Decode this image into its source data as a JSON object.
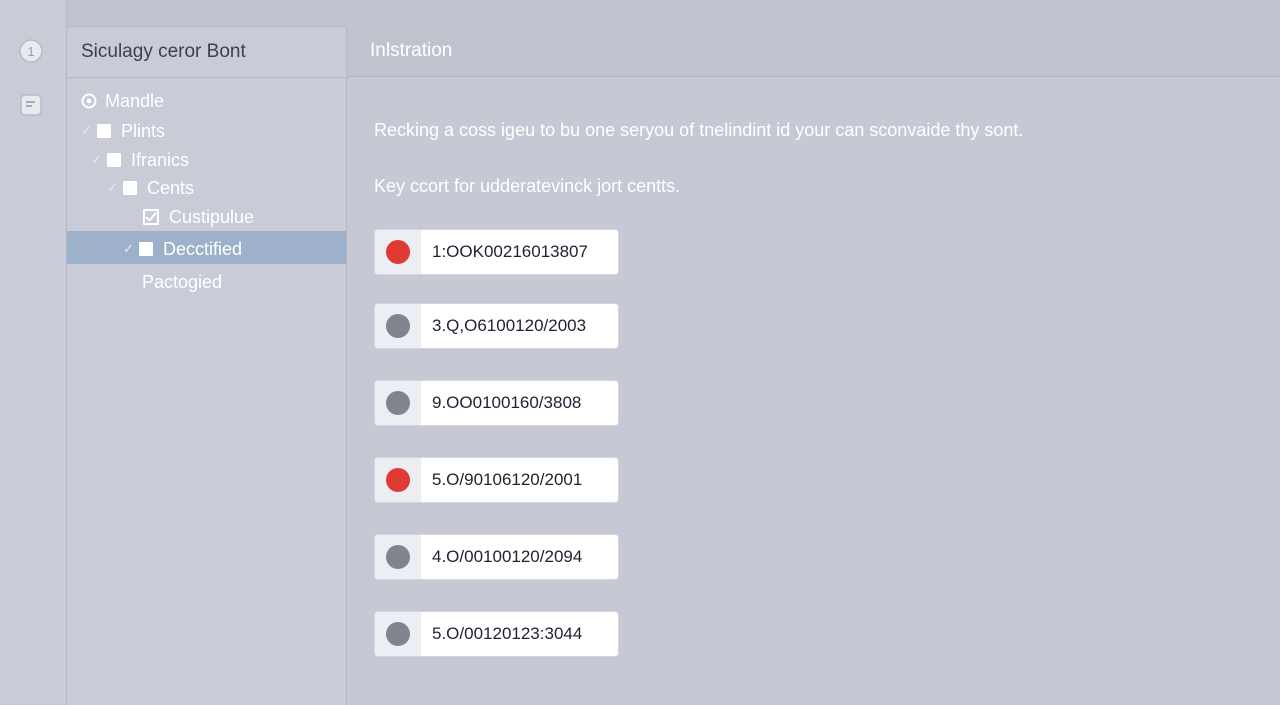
{
  "sidebar": {
    "title": "Siculagy ceror Bont",
    "items": [
      {
        "label": "Mandle"
      },
      {
        "label": "Plints"
      },
      {
        "label": "Ifranics"
      },
      {
        "label": "Cents"
      },
      {
        "label": "Custipulue"
      },
      {
        "label": "Decctified"
      },
      {
        "label": "Pactogied"
      }
    ]
  },
  "main": {
    "header_title": "Inlstration",
    "description": "Recking a coss igeu to bu one seryou of tnelindint id your can sconvaide thy sont.",
    "subheading": "Key ccort for udderatevinck jort centts."
  },
  "records": [
    {
      "code": "1:OOK00216013807",
      "status_color": "#e03a34"
    },
    {
      "code": "3.Q,O6100120/2003",
      "status_color": "#80848f"
    },
    {
      "code": "9.OO0100160/3808",
      "status_color": "#80848f"
    },
    {
      "code": "5.O/90106120/2001",
      "status_color": "#e03a34"
    },
    {
      "code": "4.O/00100120/2094",
      "status_color": "#80848f"
    },
    {
      "code": "5.O/00120123:3044",
      "status_color": "#80848f"
    }
  ],
  "colors": {
    "selected_row": "#9eb1ca",
    "status_red": "#e03a34",
    "status_gray": "#80848f"
  },
  "icons": {
    "rail_top": "info-icon",
    "rail_second": "document-icon",
    "tree_root": "gear-icon"
  }
}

* * * * *

== What you should do ==
Pull out all lines from the entries above that include the word "label".

== Exercise answer ==
        "label": "Mandle"
        "label": "Plints"
        "label": "Ifranics"
        "label": "Cents"
        "label": "Custipulue"
        "label": "Decctified"
        "label": "Pactogied"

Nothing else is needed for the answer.